SET EXERCISE A: Translate this sentence from the article on conspicuous consumption into Spanish: "One story that's true: Acquiring something luxurious can temporarily increase one's self-esteem."
SET EXERCISE B: Using the article on conspicuous consumption, decide whether each statement agrees with it, and back each yes or no with a quotation from the article. (i) About 65 percent of the respondents in the wedding-party experiment chose the luxury car. (ii) The college students picked the fancier peer more than half the time. (iii) Thorstein Veblen coined his term in 1899.

PROVIDED TEXT:
People Are Confused About the Usefulness of Buying Fancy Things

Why luxury goods don't impress, but repel

JOE PINSKER SEP 27, 2018
The Atlantic

In 1899, a brilliant but stubborn economist named Thorstein Veblen coined a term that proved quite useful in the following century and beyond. His theory of “conspicuous consumption”—basically, purchasing certain goods in order to show off—introduced a way of thinking about why people buy things that are expensive and unnecessary.

Veblen established the basics of the concept, but, even nearly 120 years later, researchers are still making sense of how people practice it. And what they’re finding is that people tell themselves all sorts of stories—some true and some less so—about whether owning visibly luxurious things (like cars, watches, or electronics) will serve them well.

One story that’s true: Acquiring something luxurious can temporarily increase one’s self-esteem. One story that’s not: Acquiring something luxurious can impress potential friends.

A recent study by Stephen Garcia at the University of Michigan explores that second myth. He and his co-authors set up a variety of hypothetical scenarios and asked subjects what they’d choose to do in one of two roles—either as someone trying to make friends or as someone evaluating potential friends. They found that there’s an imbalance in how the people in the latter position perceive those in the former. “People think … that status is going to attract new friends,” he told me. “However, it actually has the opposite effect—that is, people would rather befriend, in a conversation or in an interaction, someone who doesn’t display [high-]status, but rather more neutral markers,” like a Timex instead of a Rolex.

In one of the researchers’ experiments, subjects—recruited from the main street of an unnamed upscale suburb—were asked how they’d get to a wedding party if they were trying to make new friends: in a luxury car or a more basic one? About 65 percent of respondents picked the luxury car. Another group of subjects, though, was asked who at the party they might want to befriend, and the luxury-car owners were on average rated as much less socially appealing than were the basic-car owners.

In another experiment, college students were asked to pick who they’d like to have a conversation with after being presented with two profiles of imaginary participants that included their hobbies, their home state, the type of car they drive, and the brand of winter coat they wear. The fancier peer—the one who drove a 2017 BMW and wore a Canada Goose jacket—was picked less than a quarter of the time.

Garcia told me that one way to explain these findings is that people, when looking for friends, don’t like feeling inadequate; there’s research showing that people get uncomfortable when their friends outperform them and that they’re less okay with a friend’s success than with a stranger’s. (Another interpretation—and this one’s mine—is that people might mistrust rich people, or at least those who flaunt their wealth.)

Layout dataset entries:
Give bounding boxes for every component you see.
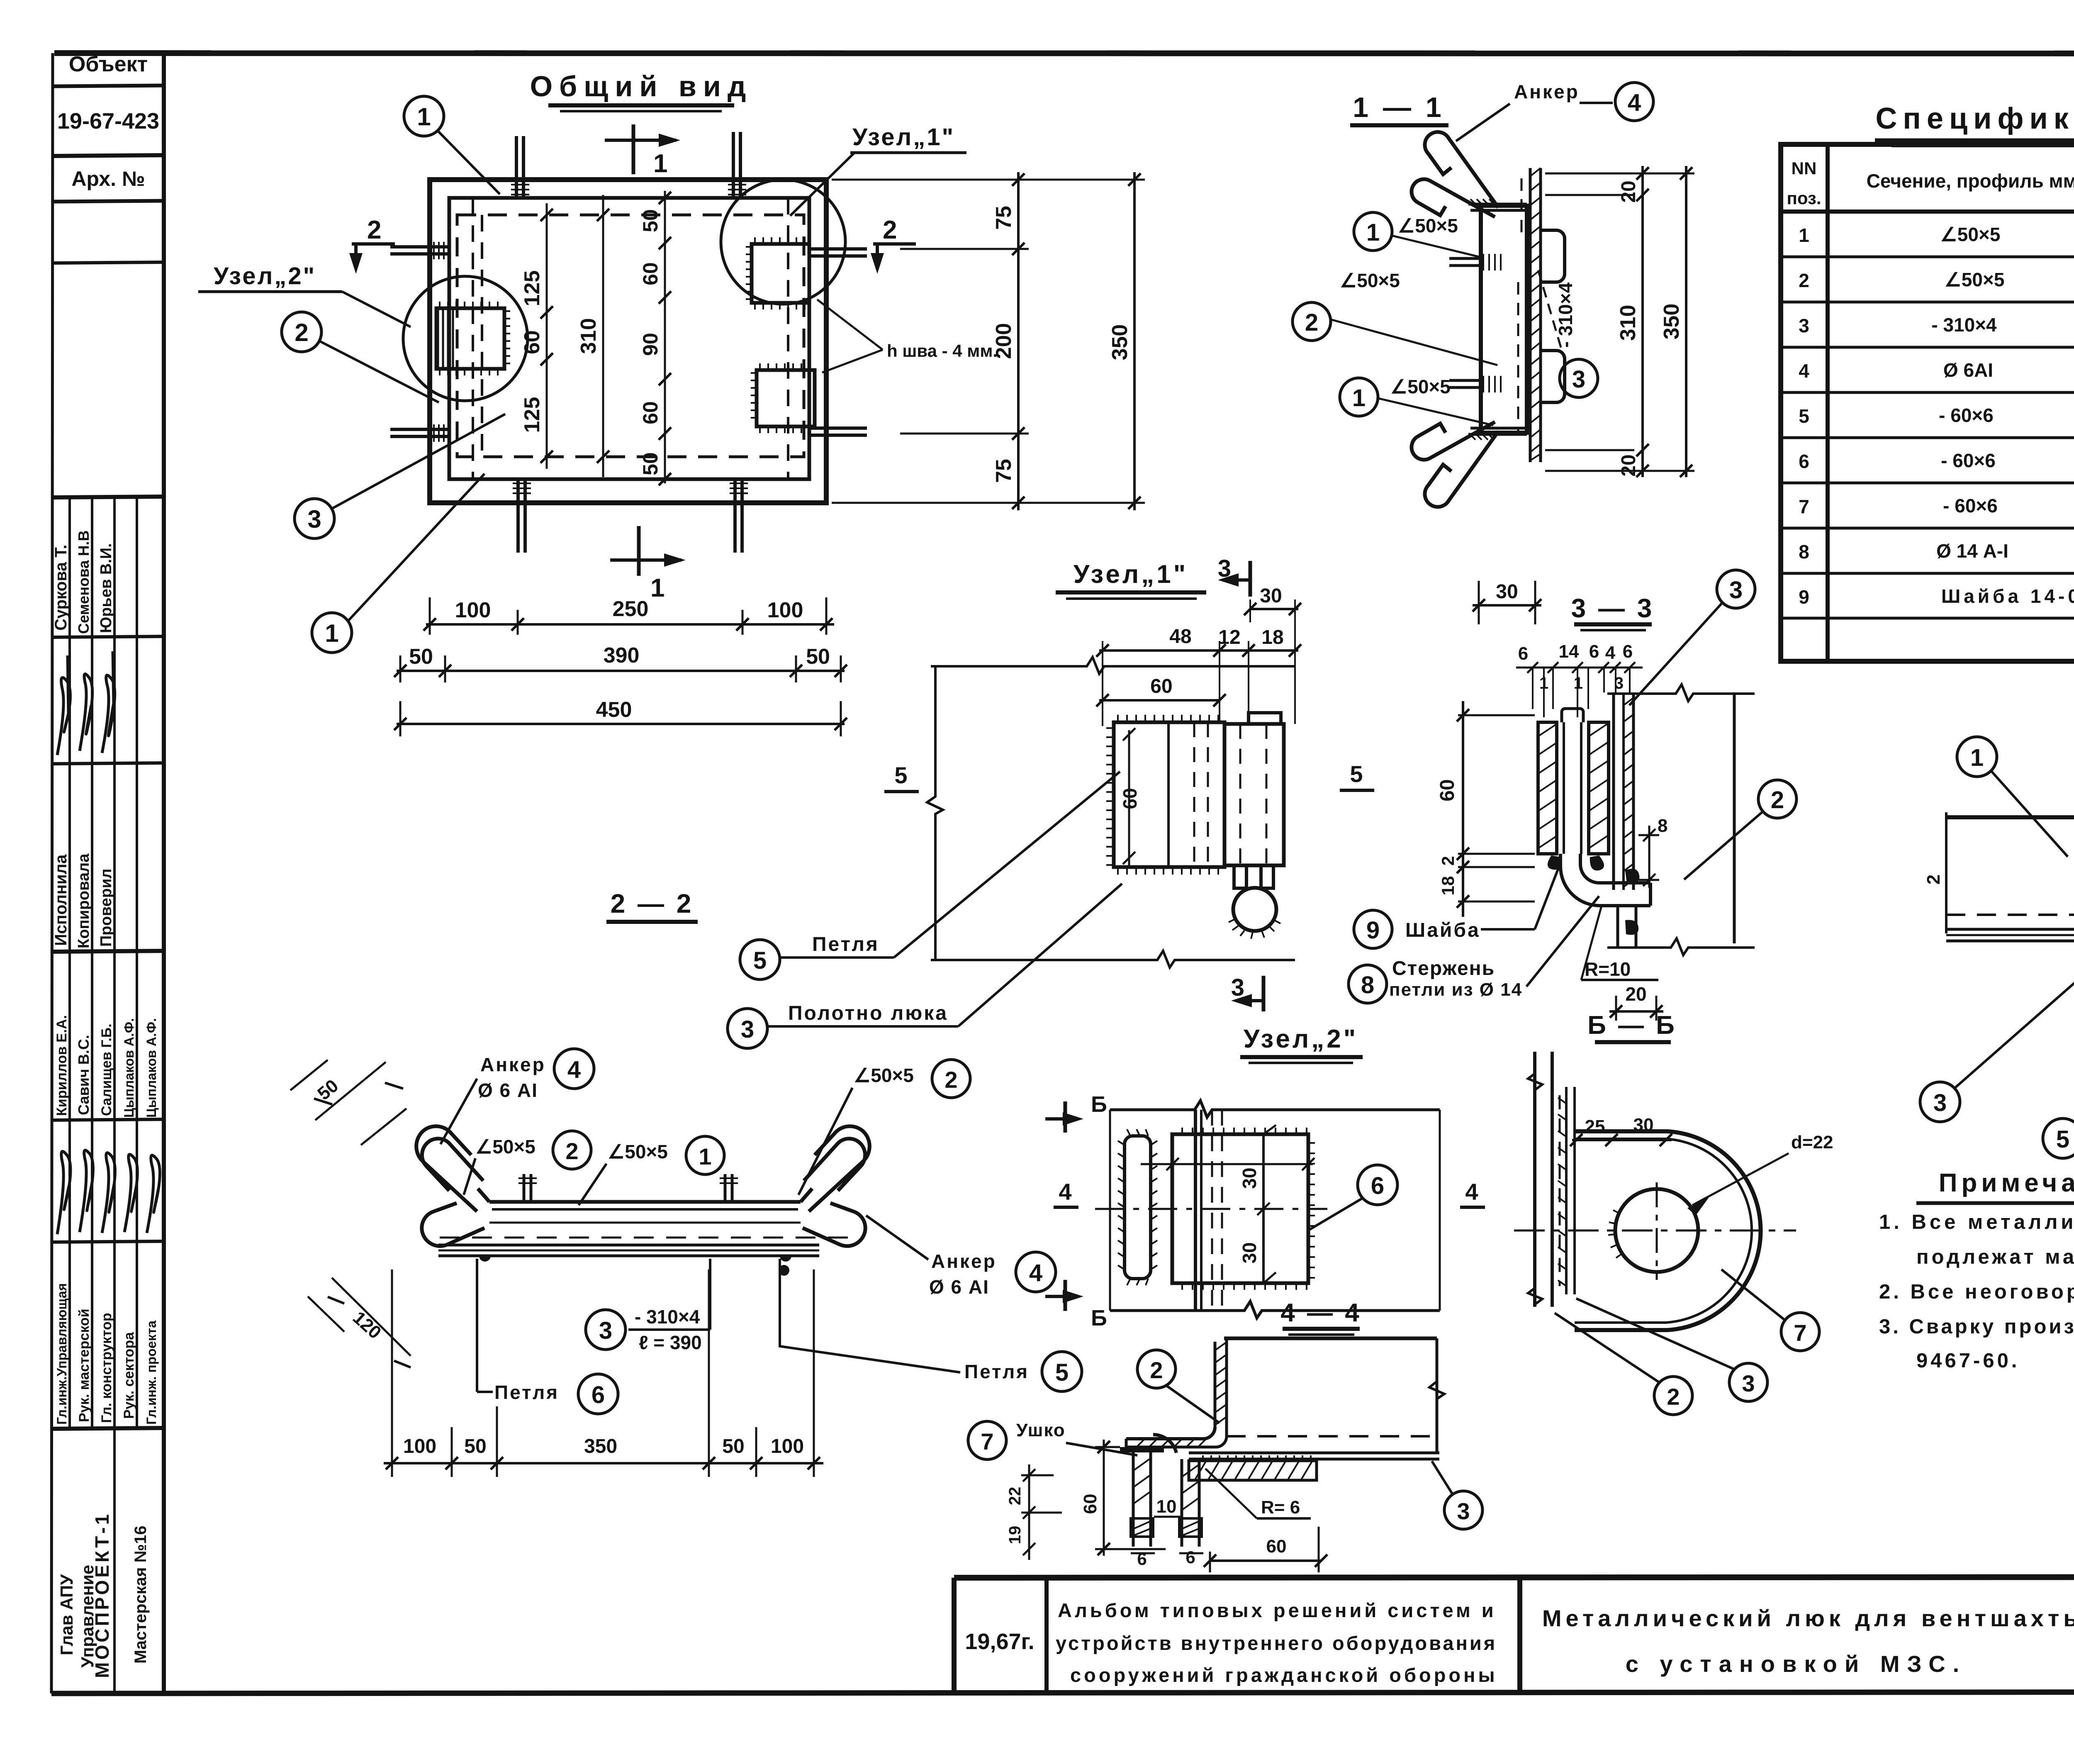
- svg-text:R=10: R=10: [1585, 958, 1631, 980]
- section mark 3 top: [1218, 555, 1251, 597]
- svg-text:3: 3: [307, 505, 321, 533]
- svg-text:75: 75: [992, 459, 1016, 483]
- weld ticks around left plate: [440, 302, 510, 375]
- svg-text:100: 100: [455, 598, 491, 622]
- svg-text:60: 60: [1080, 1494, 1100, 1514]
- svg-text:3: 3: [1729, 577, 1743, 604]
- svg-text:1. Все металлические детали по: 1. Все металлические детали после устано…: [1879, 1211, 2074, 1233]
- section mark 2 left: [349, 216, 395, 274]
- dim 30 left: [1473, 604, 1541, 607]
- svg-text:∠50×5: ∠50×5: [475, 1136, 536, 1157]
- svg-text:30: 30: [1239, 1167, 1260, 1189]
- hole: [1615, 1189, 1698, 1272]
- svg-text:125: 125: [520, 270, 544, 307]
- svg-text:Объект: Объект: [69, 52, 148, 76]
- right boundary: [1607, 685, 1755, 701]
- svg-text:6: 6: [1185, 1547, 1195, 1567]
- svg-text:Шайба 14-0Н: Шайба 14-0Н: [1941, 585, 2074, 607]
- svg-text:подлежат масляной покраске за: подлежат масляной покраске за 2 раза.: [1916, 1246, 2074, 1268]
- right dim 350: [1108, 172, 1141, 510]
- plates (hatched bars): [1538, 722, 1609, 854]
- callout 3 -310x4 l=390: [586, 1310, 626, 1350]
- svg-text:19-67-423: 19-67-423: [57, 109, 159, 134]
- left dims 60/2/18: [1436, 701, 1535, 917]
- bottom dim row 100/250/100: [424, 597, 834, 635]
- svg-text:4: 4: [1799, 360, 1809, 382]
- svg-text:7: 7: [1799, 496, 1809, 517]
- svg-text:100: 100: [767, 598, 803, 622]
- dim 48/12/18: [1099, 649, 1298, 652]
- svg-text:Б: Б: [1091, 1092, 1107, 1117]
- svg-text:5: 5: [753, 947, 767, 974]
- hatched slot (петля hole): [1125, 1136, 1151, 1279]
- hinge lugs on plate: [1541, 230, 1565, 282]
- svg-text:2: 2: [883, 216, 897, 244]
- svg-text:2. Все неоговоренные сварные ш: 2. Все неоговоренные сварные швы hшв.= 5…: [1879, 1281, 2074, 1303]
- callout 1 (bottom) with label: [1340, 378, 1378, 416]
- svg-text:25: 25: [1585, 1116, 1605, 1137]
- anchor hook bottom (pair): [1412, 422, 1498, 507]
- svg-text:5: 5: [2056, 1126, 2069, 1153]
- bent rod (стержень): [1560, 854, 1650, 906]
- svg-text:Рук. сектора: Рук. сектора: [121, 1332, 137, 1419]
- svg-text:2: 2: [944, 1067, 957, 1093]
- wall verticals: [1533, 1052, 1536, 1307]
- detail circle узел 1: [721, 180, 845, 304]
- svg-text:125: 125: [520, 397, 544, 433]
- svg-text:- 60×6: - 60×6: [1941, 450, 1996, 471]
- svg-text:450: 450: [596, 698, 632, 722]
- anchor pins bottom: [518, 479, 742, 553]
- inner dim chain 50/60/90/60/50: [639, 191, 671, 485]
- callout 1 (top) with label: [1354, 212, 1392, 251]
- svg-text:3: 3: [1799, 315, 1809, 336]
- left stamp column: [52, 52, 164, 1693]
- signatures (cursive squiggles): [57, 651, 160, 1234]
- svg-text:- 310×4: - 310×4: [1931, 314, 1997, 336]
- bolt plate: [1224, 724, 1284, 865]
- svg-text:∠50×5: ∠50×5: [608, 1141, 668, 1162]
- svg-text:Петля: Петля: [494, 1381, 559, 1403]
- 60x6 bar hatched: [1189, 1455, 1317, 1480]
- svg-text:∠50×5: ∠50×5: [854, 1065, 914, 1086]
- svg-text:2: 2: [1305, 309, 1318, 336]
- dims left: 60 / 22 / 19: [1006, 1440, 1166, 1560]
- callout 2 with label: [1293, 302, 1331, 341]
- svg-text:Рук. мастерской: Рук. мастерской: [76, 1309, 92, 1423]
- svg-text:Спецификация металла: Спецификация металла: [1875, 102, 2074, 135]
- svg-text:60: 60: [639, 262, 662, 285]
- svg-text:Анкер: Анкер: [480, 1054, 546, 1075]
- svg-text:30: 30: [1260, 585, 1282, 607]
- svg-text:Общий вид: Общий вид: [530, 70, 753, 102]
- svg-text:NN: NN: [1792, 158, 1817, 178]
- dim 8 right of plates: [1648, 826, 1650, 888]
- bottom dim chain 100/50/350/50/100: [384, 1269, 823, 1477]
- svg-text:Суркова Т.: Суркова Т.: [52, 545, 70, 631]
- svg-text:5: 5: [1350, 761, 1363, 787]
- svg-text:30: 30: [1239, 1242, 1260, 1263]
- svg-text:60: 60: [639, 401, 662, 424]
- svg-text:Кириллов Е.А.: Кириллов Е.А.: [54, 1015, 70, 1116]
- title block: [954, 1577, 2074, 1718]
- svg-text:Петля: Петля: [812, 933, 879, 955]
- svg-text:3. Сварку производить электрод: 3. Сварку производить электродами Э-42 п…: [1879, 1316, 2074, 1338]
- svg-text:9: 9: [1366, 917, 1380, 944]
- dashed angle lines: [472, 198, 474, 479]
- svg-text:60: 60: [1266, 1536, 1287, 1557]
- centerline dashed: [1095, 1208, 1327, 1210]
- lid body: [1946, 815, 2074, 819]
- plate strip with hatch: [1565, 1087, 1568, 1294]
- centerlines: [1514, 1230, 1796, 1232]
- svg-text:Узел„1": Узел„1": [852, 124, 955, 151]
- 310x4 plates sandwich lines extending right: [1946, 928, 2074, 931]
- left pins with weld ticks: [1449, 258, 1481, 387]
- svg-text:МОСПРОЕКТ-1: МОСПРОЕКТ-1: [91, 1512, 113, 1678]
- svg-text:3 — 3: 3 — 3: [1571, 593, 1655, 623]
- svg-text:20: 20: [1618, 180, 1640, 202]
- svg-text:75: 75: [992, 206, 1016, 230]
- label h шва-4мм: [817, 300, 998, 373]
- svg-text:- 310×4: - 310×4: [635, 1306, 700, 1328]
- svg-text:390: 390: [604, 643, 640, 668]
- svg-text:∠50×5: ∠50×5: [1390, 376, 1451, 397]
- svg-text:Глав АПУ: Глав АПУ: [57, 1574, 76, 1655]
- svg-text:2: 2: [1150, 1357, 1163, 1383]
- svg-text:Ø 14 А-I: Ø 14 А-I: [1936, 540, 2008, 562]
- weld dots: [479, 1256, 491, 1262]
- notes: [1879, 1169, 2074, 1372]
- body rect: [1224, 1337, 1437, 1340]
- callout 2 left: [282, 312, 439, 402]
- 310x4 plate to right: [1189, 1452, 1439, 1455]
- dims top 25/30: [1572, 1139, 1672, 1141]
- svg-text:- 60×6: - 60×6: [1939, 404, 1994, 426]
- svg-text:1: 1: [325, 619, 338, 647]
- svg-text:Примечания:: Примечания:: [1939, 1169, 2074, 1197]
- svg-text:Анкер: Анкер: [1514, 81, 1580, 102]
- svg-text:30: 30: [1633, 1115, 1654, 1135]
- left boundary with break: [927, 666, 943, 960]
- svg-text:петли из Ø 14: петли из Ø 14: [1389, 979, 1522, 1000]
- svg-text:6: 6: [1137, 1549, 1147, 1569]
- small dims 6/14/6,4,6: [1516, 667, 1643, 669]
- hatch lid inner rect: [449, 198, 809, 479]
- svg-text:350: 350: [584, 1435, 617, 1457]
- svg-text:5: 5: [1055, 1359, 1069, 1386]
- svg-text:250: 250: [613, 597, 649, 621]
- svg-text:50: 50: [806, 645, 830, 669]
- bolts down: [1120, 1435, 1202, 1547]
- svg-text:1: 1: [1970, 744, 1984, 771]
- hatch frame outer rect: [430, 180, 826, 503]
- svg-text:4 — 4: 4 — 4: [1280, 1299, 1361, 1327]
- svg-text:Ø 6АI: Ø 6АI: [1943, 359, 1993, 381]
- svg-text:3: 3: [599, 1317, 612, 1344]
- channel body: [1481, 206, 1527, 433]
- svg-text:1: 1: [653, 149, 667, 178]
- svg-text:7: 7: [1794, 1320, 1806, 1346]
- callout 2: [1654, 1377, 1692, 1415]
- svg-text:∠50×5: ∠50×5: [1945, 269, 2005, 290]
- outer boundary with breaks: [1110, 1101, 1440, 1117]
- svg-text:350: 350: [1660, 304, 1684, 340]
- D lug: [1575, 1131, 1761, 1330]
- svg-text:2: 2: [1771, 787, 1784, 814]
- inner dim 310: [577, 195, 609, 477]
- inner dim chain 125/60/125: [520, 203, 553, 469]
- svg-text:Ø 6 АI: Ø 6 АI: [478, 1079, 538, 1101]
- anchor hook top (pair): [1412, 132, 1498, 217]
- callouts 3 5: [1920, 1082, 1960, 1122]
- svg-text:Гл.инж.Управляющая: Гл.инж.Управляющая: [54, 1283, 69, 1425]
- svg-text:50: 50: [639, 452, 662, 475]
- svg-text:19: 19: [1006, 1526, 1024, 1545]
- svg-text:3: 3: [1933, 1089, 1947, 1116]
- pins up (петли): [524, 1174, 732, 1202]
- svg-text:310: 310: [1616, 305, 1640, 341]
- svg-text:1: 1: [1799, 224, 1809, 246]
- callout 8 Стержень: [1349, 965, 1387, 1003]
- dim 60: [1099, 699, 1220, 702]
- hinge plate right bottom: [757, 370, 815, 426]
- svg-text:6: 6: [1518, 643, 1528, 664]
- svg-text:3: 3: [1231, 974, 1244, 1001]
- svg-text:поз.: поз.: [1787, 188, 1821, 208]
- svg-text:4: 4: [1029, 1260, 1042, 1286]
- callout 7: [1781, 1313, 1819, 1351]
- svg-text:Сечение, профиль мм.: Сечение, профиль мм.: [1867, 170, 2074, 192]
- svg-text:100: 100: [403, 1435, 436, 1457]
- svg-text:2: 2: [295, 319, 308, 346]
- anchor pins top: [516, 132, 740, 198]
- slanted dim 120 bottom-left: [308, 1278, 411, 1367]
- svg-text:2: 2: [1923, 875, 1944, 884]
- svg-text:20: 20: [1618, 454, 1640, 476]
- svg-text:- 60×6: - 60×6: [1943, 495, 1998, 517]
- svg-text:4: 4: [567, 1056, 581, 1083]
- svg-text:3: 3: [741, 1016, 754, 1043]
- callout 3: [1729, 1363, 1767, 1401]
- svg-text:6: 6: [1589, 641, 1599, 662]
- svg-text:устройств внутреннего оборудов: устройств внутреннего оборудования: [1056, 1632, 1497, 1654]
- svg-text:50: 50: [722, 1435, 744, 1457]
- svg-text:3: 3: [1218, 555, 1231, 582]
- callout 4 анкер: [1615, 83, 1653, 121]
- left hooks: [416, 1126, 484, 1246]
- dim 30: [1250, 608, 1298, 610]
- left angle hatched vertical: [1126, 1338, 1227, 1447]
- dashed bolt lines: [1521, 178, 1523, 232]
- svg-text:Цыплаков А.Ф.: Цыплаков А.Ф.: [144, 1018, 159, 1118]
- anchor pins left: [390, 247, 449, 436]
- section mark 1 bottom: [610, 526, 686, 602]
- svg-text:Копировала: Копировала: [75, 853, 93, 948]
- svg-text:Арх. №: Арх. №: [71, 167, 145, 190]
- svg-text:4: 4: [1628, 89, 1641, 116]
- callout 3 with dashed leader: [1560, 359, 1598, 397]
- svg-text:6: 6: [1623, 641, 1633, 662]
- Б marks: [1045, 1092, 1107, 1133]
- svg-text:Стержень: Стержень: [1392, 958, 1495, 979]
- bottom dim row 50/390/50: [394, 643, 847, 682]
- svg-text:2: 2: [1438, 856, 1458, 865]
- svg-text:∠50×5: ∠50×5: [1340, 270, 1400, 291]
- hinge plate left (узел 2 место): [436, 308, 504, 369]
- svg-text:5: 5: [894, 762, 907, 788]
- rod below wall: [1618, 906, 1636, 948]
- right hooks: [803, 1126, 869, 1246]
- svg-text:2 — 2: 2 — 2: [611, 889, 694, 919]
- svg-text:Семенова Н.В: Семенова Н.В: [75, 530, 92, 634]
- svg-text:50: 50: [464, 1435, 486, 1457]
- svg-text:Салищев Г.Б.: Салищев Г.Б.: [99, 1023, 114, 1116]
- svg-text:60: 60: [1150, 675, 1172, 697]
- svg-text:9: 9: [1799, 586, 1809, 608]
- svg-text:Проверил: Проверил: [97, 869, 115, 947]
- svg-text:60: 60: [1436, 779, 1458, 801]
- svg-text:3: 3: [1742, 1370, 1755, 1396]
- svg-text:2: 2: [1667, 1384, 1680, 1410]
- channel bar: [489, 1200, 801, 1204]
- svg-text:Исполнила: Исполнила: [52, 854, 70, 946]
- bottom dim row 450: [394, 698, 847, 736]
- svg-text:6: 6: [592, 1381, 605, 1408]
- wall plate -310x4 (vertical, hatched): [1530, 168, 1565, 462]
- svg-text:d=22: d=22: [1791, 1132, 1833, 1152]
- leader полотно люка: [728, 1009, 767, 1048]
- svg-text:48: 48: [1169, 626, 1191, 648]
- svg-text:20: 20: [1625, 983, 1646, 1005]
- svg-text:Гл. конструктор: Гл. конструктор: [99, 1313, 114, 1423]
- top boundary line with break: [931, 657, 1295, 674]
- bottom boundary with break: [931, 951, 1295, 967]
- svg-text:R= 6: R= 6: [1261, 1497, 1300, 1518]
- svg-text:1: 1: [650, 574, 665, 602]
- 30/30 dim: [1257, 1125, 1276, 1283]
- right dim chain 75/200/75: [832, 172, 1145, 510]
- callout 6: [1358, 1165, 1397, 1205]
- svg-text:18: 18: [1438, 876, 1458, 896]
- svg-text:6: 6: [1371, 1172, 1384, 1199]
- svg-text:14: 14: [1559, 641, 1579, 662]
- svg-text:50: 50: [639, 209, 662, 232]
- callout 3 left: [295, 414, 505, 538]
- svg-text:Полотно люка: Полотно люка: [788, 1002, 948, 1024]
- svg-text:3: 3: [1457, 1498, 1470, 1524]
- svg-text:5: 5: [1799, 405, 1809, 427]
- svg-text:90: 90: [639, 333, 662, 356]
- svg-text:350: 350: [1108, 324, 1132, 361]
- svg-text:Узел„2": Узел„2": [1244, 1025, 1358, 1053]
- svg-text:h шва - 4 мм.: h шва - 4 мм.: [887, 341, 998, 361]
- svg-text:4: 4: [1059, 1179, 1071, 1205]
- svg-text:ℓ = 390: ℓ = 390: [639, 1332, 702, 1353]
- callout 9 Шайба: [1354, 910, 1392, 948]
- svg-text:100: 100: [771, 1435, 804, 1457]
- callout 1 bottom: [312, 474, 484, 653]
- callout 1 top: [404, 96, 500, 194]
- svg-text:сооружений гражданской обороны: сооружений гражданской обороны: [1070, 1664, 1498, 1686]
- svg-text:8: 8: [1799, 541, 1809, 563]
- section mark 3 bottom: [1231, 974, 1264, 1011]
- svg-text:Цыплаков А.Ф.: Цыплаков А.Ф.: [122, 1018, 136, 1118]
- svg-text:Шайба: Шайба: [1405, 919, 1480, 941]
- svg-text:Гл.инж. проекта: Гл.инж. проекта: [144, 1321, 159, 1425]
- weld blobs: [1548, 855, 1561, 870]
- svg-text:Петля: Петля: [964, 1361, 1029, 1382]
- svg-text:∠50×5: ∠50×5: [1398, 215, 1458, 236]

TASK RESULT A: Una historia que es cierta: adquirir algo lujoso puede aumentar temporalmente la autoestima de uno.

TASK RESULT B:
(i) Yes: "About 65 percent of respondents picked the luxury car."
(ii) No: "The fancier peer—the one who drove a 2017 BMW and wore a Canada Goose jacket—was picked less than a quarter of the time."
(iii) Yes: "In 1899, a brilliant but stubborn economist named Thorstein Veblen coined a term"